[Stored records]

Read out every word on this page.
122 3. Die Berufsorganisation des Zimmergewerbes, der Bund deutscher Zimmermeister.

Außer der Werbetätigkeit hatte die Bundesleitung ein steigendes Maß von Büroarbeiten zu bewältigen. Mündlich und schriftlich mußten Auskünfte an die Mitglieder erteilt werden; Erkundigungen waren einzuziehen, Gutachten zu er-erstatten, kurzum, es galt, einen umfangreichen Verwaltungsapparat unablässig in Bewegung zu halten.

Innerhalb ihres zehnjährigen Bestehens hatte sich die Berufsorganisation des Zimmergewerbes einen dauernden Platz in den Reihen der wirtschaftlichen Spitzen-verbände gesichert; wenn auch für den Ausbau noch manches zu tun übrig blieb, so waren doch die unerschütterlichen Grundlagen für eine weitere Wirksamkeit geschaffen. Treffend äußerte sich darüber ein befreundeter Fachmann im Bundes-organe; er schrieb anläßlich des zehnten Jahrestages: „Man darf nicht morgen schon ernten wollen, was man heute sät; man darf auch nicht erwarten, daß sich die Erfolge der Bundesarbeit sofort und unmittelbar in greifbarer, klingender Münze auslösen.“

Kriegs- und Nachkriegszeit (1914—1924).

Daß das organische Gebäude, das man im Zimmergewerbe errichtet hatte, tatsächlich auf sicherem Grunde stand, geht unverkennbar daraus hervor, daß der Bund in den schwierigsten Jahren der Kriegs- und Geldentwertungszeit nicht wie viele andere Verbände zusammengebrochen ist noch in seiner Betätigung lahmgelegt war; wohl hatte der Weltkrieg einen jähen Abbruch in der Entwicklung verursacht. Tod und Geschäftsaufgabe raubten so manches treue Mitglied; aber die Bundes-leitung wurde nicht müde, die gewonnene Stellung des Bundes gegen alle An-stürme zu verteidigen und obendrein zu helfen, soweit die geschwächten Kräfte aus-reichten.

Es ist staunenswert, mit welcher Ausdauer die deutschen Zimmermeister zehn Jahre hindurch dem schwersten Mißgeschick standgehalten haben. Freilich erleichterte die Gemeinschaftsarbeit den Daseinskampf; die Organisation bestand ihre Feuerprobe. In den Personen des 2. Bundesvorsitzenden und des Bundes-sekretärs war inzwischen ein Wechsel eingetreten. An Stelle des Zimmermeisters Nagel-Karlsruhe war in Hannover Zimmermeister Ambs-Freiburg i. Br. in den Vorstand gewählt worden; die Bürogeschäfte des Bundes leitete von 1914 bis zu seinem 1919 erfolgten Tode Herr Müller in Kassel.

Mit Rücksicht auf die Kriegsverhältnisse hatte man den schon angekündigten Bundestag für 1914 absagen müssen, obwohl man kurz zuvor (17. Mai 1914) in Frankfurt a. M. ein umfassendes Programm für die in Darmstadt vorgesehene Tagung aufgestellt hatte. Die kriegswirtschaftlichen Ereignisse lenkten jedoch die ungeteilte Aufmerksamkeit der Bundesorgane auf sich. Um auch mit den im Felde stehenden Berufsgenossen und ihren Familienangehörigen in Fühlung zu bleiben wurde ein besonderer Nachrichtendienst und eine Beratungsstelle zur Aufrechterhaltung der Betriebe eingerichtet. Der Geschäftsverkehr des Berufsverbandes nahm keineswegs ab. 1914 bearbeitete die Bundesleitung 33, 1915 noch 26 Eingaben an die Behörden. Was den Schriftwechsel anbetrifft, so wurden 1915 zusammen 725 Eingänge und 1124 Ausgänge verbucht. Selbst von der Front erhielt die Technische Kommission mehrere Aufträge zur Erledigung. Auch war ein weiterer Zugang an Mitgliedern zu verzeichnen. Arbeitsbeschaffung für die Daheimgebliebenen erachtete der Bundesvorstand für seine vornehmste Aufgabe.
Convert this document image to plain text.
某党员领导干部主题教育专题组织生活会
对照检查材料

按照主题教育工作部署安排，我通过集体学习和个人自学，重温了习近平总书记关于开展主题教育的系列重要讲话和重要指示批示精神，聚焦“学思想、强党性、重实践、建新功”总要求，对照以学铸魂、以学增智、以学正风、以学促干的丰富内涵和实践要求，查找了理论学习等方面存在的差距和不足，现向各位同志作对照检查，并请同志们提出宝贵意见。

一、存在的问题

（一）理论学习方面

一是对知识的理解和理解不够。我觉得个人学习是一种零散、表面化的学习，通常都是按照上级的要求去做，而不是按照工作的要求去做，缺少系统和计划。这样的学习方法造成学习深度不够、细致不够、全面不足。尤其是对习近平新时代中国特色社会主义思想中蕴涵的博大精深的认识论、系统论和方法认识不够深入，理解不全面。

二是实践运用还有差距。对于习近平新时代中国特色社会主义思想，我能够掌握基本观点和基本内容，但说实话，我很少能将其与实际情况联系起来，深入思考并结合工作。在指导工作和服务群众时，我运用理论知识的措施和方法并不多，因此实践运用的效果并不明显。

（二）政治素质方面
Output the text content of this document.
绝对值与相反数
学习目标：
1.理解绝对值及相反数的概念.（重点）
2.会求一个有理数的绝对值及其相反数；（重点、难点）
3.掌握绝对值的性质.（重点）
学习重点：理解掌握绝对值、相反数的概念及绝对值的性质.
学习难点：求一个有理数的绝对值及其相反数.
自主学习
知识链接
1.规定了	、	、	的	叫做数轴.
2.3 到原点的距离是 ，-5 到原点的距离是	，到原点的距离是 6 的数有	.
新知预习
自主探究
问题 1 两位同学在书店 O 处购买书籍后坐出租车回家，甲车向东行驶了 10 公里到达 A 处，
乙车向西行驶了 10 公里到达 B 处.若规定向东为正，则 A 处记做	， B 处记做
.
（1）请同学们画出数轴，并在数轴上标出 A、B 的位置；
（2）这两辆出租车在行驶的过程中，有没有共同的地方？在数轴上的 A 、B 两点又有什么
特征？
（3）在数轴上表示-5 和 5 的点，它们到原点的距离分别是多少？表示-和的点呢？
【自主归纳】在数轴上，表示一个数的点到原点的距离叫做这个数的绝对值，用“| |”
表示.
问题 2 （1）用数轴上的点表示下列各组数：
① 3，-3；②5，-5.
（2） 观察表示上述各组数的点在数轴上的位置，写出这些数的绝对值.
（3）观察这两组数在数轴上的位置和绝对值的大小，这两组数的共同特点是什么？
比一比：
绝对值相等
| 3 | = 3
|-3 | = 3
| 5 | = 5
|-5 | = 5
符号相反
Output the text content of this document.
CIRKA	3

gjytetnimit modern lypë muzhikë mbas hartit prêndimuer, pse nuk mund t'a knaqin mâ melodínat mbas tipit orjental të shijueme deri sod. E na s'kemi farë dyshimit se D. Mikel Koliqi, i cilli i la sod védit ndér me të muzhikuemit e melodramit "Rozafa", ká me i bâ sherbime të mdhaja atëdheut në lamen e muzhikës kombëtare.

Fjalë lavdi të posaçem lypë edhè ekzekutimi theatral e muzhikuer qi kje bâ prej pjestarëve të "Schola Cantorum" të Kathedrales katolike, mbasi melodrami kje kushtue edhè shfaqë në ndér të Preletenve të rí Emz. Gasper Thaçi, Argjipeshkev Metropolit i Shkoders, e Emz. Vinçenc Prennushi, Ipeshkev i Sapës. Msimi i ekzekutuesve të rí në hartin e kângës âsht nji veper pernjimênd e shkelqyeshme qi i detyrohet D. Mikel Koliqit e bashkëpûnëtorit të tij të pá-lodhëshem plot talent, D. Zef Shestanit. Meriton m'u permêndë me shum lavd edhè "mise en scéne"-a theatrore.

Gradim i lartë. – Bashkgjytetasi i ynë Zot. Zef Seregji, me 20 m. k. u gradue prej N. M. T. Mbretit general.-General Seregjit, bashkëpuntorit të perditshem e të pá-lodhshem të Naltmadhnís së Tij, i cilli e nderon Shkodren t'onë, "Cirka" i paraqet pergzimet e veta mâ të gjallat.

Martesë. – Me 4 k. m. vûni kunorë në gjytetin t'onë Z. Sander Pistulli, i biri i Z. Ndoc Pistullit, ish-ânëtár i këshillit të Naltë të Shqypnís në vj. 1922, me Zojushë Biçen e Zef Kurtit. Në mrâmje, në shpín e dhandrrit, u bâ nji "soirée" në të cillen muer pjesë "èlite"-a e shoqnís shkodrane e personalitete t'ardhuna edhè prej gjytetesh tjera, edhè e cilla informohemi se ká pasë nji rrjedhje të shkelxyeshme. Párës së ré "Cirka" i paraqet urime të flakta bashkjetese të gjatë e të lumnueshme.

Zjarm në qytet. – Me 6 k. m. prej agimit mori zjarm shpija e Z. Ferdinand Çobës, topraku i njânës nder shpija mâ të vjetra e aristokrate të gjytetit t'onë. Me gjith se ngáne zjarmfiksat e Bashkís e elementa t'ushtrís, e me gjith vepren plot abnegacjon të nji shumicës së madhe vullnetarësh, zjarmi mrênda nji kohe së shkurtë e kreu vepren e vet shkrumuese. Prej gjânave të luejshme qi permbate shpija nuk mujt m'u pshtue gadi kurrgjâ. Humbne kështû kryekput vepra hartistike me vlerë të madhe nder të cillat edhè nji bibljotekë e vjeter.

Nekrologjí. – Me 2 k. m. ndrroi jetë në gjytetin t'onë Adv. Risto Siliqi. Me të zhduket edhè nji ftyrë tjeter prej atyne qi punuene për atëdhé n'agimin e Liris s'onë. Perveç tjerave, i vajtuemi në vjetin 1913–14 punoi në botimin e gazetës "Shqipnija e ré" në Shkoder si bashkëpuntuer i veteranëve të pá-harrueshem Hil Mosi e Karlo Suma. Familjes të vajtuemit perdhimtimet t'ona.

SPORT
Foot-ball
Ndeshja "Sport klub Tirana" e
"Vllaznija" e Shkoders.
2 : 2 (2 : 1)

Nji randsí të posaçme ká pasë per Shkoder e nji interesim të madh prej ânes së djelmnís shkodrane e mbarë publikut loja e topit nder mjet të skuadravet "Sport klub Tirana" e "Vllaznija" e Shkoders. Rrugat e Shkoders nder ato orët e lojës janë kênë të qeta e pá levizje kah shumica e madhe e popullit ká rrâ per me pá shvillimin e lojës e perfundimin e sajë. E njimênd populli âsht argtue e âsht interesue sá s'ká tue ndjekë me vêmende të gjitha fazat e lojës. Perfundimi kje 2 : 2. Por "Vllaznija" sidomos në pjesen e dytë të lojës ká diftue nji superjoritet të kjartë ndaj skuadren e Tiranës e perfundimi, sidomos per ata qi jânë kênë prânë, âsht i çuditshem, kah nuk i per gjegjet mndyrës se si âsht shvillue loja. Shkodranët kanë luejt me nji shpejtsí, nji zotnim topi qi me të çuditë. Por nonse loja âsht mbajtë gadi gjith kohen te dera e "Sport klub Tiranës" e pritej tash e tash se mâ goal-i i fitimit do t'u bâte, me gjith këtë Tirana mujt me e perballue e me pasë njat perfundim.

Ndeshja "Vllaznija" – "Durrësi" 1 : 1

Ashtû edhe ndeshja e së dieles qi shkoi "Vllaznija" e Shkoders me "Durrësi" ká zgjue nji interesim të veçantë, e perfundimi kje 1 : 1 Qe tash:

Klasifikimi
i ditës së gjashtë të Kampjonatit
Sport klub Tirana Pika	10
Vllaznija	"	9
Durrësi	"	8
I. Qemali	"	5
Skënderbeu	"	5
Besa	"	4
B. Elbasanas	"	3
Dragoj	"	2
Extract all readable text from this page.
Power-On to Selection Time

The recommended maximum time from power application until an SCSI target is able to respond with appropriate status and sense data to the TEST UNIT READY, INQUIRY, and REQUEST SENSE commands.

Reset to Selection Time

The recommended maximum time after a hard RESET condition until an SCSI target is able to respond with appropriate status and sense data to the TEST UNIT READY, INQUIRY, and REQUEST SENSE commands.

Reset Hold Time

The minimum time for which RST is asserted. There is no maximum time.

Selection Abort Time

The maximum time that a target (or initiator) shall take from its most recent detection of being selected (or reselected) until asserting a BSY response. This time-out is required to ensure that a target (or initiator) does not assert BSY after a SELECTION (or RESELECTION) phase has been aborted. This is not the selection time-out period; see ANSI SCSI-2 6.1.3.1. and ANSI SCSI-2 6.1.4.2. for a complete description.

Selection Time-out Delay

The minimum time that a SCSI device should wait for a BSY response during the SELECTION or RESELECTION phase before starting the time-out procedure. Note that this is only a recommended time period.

GIVEN REQUEST | Check every line of the data, and copy the ones that contain "maximum".

WRITTEN SOLUTION |
The recommended maximum time from power application until an SCSI target is able to respond with appropriate status and sense data to the TEST UNIT READY, INQUIRY, and REQUEST SENSE commands.
The recommended maximum time after a hard RESET condition until an SCSI target is able to respond with appropriate status and sense data to the TEST UNIT READY, INQUIRY, and REQUEST SENSE commands.
The minimum time for which RST is asserted. There is no maximum time.
The maximum time that a target (or initiator) shall take from its most recent detection of being selected (or reselected) until asserting a BSY response. This time-out is required to ensure that a target (or initiator) does not assert BSY after a SELECTION (or RESELECTION) phase has been aborted. This is not the selection time-out period; see ANSI SCSI-2 6.1.3.1. and ANSI SCSI-2 6.1.4.2. for a complete description.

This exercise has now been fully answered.